Work instructions — Please put the lines below into a numbered list, skipping any blank lines and leaving out the pictures.

Provided entries —
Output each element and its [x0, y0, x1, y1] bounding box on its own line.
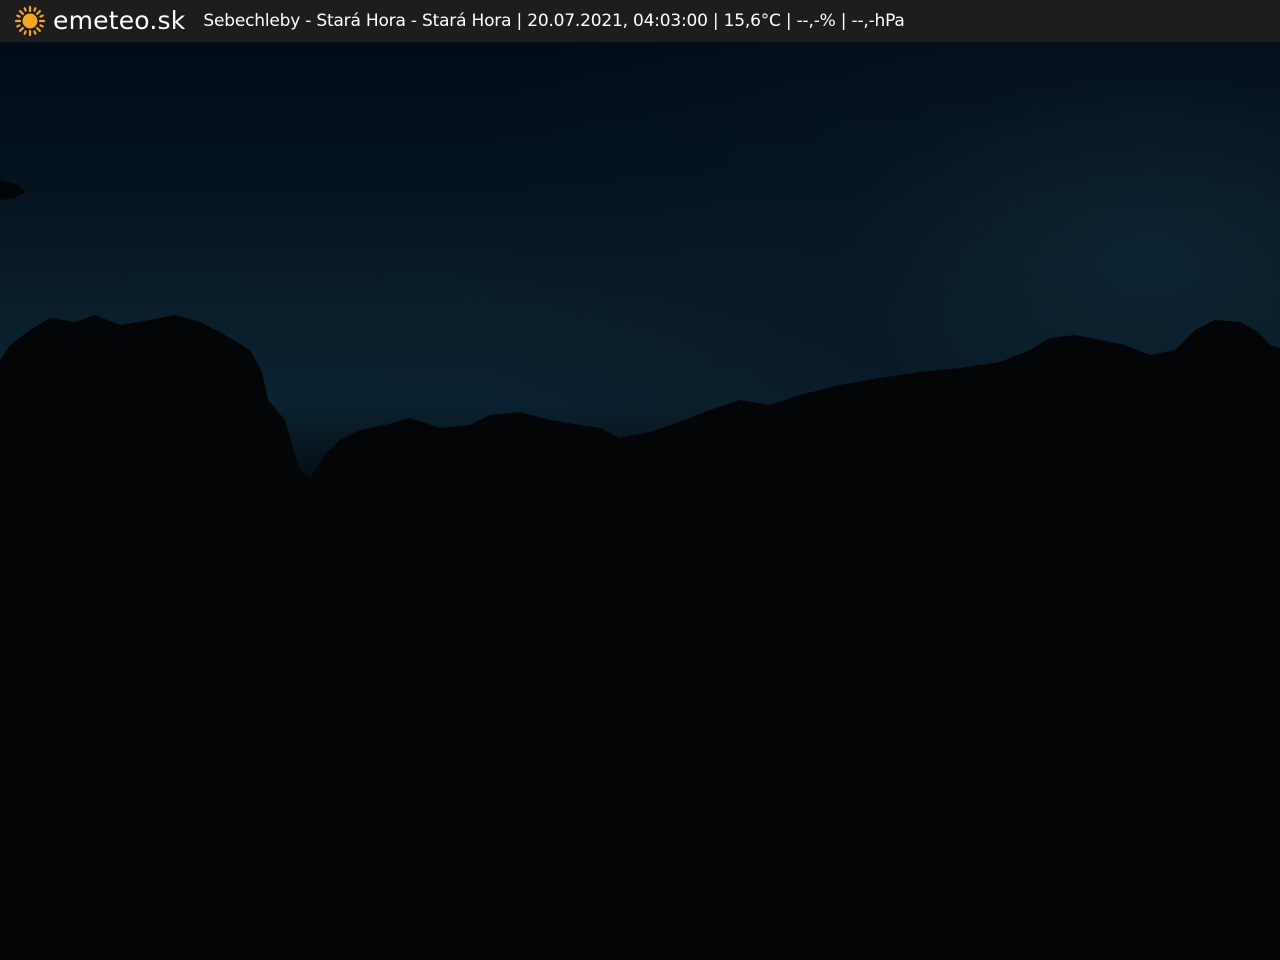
left-tree-branch	[0, 180, 26, 200]
webcam-frame: emeteo.sk Sebechleby - Stará Hora - Star…	[0, 0, 1280, 960]
sun-icon	[14, 5, 46, 37]
brand-logo-text: emeteo.sk	[53, 6, 186, 35]
treeline	[0, 315, 1280, 960]
station-caption: Sebechleby - Stará Hora - Stará Hora | 2…	[203, 11, 905, 31]
hill-silhouette	[0, 180, 1280, 960]
overlay-header: emeteo.sk Sebechleby - Stará Hora - Star…	[0, 0, 1280, 42]
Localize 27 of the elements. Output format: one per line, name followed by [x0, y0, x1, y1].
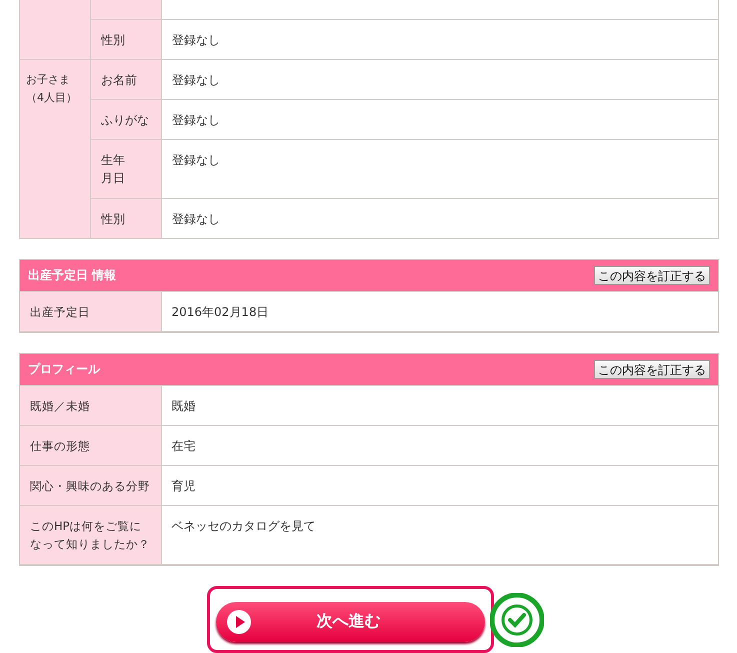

Result of the exercise —
1. Output each element and its [x0, y0, x1, y1] bounding box on its own line.
2. left-tree-branch	[0, 180, 26, 200]
3. webcam-frame: emeteo.sk Sebechleby - Stará Hora - Star…	[0, 0, 1280, 960]
4. sun-icon	[14, 5, 46, 37]
5. brand-logo-text: emeteo.sk	[53, 6, 186, 35]
6. treeline	[0, 315, 1280, 960]
7. station-caption: Sebechleby - Stará Hora - Stará Hora | 2…	[203, 11, 905, 31]
8. hill-silhouette	[0, 180, 1280, 960]
9. overlay-header: emeteo.sk Sebechleby - Stará Hora - Star…	[0, 0, 1280, 42]
10. Localize 27 of the elements. Output format: one per line, name followed by [x0, y0, x1, y1].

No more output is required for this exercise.